[WBEL-users] how to use two networks

Kirby C. Bohling kbohling at birddog.com
Sat Jul 2 11:03:35 CDT 2005


On Sat, Jul 02, 2005 at 02:08:55PM +0200, Bikerepairman - wrote:
> Hi all,
> 
> I'm fairly new to linux to start with. I encounter a small
> problem.  My computer has two networkcards.(1 on board and one
> PCI) I reside on a privete wifi network wich provide internet for
> me. Call that net A They granted me six fixed IP aresses
> 192.168.200.140-145 subnet 255.255.255.0 I have four adreses in
> use at the moment and everything functions fine.  gateway
> 192.168.200.2, dns 192.168.200.1 and .2
> 
> However, I want to put my two servers on the other network card
> (let's say net B) net B is in the IP range 192.168.210.x on subnet
> 255.255.255.0 still no problem here.
> 
> Now I want my servers to access the internet for updates. I can't
> get them to connect to the internet.  the computer/workstation who
> is bridge, has the IP of 192.168.200.140+192.168.210.1 Who is
> able/willing to help me with this and if possible with a step by
> step how to do.  thanks in advance.

**RECORDS FOR THE TASK:**

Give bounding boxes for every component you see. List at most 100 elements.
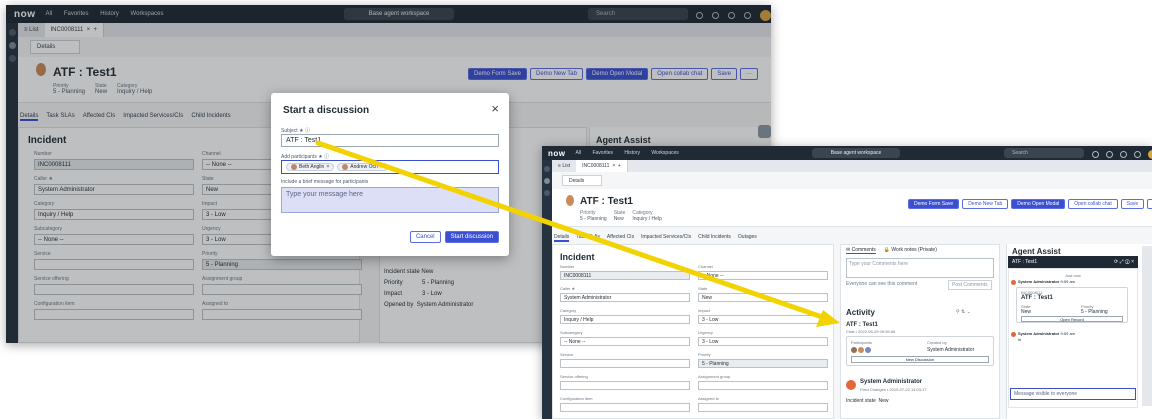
activity-title: Activity (846, 308, 875, 317)
gear-icon[interactable] (1092, 151, 1099, 158)
sysadmin-avatar (846, 380, 856, 390)
field-label: Channel (698, 264, 713, 269)
field-input[interactable]: System Administrator (560, 293, 690, 302)
nav-history[interactable]: History (624, 150, 640, 156)
tab-details[interactable]: Details (554, 234, 570, 242)
tab-child-incidents[interactable]: Child Incidents (698, 234, 731, 242)
message-textarea[interactable]: Type your message here (281, 187, 499, 213)
record-meta: Priority 5 - Planning State New Category In… (580, 210, 662, 222)
field-input[interactable] (698, 381, 828, 390)
comment-tabs: ✉ Comments 🔒 Work notes (Private) (846, 247, 937, 254)
open-record-button[interactable]: Open Record (1021, 316, 1123, 322)
field-service: Service (560, 352, 690, 368)
avatar[interactable] (1148, 150, 1152, 159)
close-icon[interactable]: × (491, 101, 499, 116)
tab-affected-cis[interactable]: Affected CIs (607, 234, 634, 242)
assist-rail (1142, 246, 1152, 406)
field-label: Subcategory (560, 330, 583, 335)
field-label: Urgency (698, 330, 713, 335)
tab-outages[interactable]: Outages (738, 234, 757, 242)
tab-work-notes[interactable]: 🔒 Work notes (Private) (884, 247, 937, 254)
chat-icon[interactable] (1120, 151, 1127, 158)
tab-record[interactable]: INC0008111 × + (576, 160, 628, 172)
start-discussion-button[interactable]: Start discussion (444, 231, 499, 243)
modal-title: Start a discussion (283, 105, 370, 116)
field-input[interactable] (560, 359, 690, 368)
incident-title: Incident (560, 252, 595, 262)
field-input[interactable]: INC0008111 (560, 271, 690, 280)
visibility-note: Everyone can see this comment (846, 281, 918, 287)
record-actions: Demo Form Save Demo New Tab Demo Open Mo… (908, 199, 1152, 209)
workspace-context[interactable]: Base agent workspace (812, 148, 900, 158)
tab-impacted-services[interactable]: Impacted Services/CIs (641, 234, 691, 242)
cancel-button[interactable]: Cancel (409, 231, 441, 243)
field-label: Configuration item (560, 396, 593, 401)
list-icon[interactable] (544, 178, 550, 184)
home-icon[interactable] (544, 166, 550, 172)
nav-all[interactable]: All (576, 150, 582, 156)
tab-task-slas[interactable]: Task SLAs (576, 234, 600, 242)
activity-filter-icons[interactable]: ⚲ ⇅ ⌄ (956, 309, 971, 315)
participant-chip[interactable]: Beth Anglin × (286, 163, 335, 171)
field-input[interactable]: 5 - Planning (698, 359, 828, 368)
open-collab-chat-button[interactable]: Open collab chat (1068, 199, 1118, 209)
help-icon[interactable] (1106, 151, 1113, 158)
header-icons (1092, 150, 1152, 159)
more-button[interactable]: ··· (1147, 199, 1152, 209)
participants-input[interactable]: Beth Anglin × Andrew Och × (281, 160, 499, 174)
field-input[interactable]: -- None -- (560, 337, 690, 346)
field-impact: Impact 3 - Low (698, 308, 828, 324)
field-caller: Caller ★ System Administrator (560, 286, 690, 302)
field-input[interactable]: -- None -- (698, 271, 828, 280)
screenshot-workspace-activity: now All Favorites History Workspaces Bas… (542, 146, 1152, 419)
field-number: Number INC0008111 (560, 264, 690, 280)
activity-date: Chat • 2022-05-29 09:59:58 (846, 329, 896, 334)
field-input[interactable]: 3 - Low (698, 315, 828, 324)
participant-avatars (851, 347, 871, 353)
sysadmin-time: Field Changes • 2019-07-22 14:03:17 (860, 387, 927, 392)
demo-new-tab-button[interactable]: Demo New Tab (962, 199, 1009, 209)
post-comments-button[interactable]: Post Comments (948, 280, 992, 290)
demo-form-save-button[interactable]: Demo Form Save (908, 199, 960, 209)
field-subcategory: Subcategory -- None -- (560, 330, 690, 346)
field-label: Service (560, 352, 574, 357)
field-label: Assignment group (698, 374, 731, 379)
side-rail (542, 160, 552, 419)
save-button[interactable]: Save (1120, 199, 1145, 209)
chat-record-card: INC0008111 ATF : Test1 State New Priorit… (1016, 287, 1128, 323)
tab-list[interactable]: ≡ List (552, 163, 576, 169)
bell-icon[interactable] (1134, 151, 1141, 158)
subtab-details[interactable]: Details (562, 175, 602, 186)
subject-input[interactable]: ATF : Test1 (281, 134, 499, 147)
tab-comments[interactable]: ✉ Comments (846, 247, 876, 254)
participants-label: Add participants ★ ⓘ (281, 154, 330, 160)
activity-record: ATF : Test1 (846, 322, 878, 328)
dashboard-icon[interactable] (544, 190, 550, 196)
field-input[interactable]: 3 - Low (698, 337, 828, 346)
field-input[interactable] (560, 403, 690, 412)
nav-workspaces[interactable]: Workspaces (651, 150, 678, 156)
field-input[interactable]: New (698, 293, 828, 302)
nav-favorites[interactable]: Favorites (592, 150, 613, 156)
field-input[interactable] (560, 381, 690, 390)
field-input[interactable]: Inquiry / Help (560, 315, 690, 324)
chat-message-input[interactable]: Message visible to everyone (1010, 388, 1136, 400)
field-configuration-item: Configuration item (560, 396, 690, 412)
new-discussion-button[interactable]: New Discussion (851, 356, 989, 363)
field-channel: Channel -- None -- (698, 264, 828, 280)
subject-label: Subject ★ ⓘ (281, 128, 310, 134)
chat-user: System Administrator 9:59 am (1018, 279, 1075, 284)
field-label: Service offering (560, 374, 588, 379)
field-input[interactable] (698, 403, 828, 412)
field-state: State New (698, 286, 828, 302)
field-label: Assigned to (698, 396, 719, 401)
comments-input[interactable]: Type your Comments here (846, 258, 994, 278)
logo: now (548, 148, 566, 158)
participant-chip[interactable]: Andrew Och × (337, 163, 388, 171)
just-now: Just now (1065, 273, 1081, 278)
search-input[interactable]: Search (1004, 148, 1084, 158)
workspace-tabs: ≡ List INC0008111 × + (552, 160, 1152, 172)
demo-open-modal-button[interactable]: Demo Open Modal (1011, 199, 1066, 209)
chat-header: ATF : Test1 ⟳ ⤢ ⓘ × (1008, 256, 1138, 268)
message-label: Include a brief message for participants (281, 179, 369, 185)
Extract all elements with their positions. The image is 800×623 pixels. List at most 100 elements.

**WHAT YOU NEED TO DO:**
A: In the records, write out the lines exactly as they appear, beginning with the line that contains "activity-title: Activity (846, 308, 875, 317)" and ending after the line that contains "field-label: Subcategory (560, 330, 583, 335)".
B: Continue the mailing-list post about connecting two networks from the point where it stops.

**RESPONSES TO THE EXERCISE:**
A:
activity-title: Activity (846, 308, 875, 317)
gear-icon[interactable] (1092, 151, 1099, 158)
sysadmin-avatar (846, 380, 856, 390)
field-label: Channel (698, 264, 713, 269)
field-input[interactable]: System Administrator (560, 293, 690, 302)
nav-history[interactable]: History (624, 150, 640, 156)
tab-details[interactable]: Details (554, 234, 570, 242)
tab-child-incidents[interactable]: Child Incidents (698, 234, 731, 242)
message-textarea[interactable]: Type your message here (281, 187, 499, 213)
record-meta: Priority 5 - Planning State New Category In… (580, 210, 662, 222)
field-input[interactable] (698, 381, 828, 390)
comment-tabs: ✉ Comments 🔒 Work notes (Private) (846, 247, 937, 254)
open-record-button[interactable]: Open Record (1021, 316, 1123, 322)
field-service: Service (560, 352, 690, 368)
avatar[interactable] (1148, 150, 1152, 159)
close-icon[interactable]: × (491, 101, 499, 116)
tab-affected-cis[interactable]: Affected CIs (607, 234, 634, 242)
assist-rail (1142, 246, 1152, 406)
field-label: Subcategory (560, 330, 583, 335)

B:
You mention having two servers.  You do realize that unless your ISP
has done something special they won't be via the public internet.
(e.g. you can't host a website off them).  I'm just checking to see
if they are local network server, or if they are servers you expect
to be accessable via the Internet.  A lot of ISP's use that
192.168.0.0 or the 10.0.0.0 networks on their private networks and
then translate those to a public IP range just before they go onto
the public Internet.

Did you just randomly pick "192.168.210.X", or did the ISP assign
those addresses to you?  If you just picked them randomly, the
concept you want to look into is Masquarading or NAT.  If they
didn't assign those addresses to you, packets that leave your
network w/ 192.168.210.X will never be answered, as your ISP isn't
configured to send repsonse packets down the wire back to you.

If that is what is going on, please go read up here:
http://www.netfilter.org/documentation/HOWTO/NAT-HOWTO.html

If you want those machines to be publically accessible (assuming the
ISP did their part), you'll want to use SNAT and DNAT.  Otherwise,
MASQ is probably good enough.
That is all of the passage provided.